> **Required work**
Gather every line from the entries below that includes "Korea".

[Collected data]
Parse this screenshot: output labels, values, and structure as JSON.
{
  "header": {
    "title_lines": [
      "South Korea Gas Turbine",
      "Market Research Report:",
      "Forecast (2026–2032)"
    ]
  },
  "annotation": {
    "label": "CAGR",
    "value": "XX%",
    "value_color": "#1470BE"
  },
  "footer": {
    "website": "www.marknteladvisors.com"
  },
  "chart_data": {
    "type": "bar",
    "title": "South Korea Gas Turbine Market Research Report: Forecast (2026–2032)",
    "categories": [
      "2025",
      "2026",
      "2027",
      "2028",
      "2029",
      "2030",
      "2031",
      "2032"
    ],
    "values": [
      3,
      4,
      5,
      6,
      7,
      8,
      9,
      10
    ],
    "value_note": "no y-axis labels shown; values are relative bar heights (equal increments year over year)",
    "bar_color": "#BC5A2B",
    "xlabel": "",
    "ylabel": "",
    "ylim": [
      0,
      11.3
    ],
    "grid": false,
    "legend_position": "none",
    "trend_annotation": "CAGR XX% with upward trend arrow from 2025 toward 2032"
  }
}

> **The completed task**
      "South Korea Gas Turbine",
    "title": "South Korea Gas Turbine Market Research Report: Forecast (2026–2032)",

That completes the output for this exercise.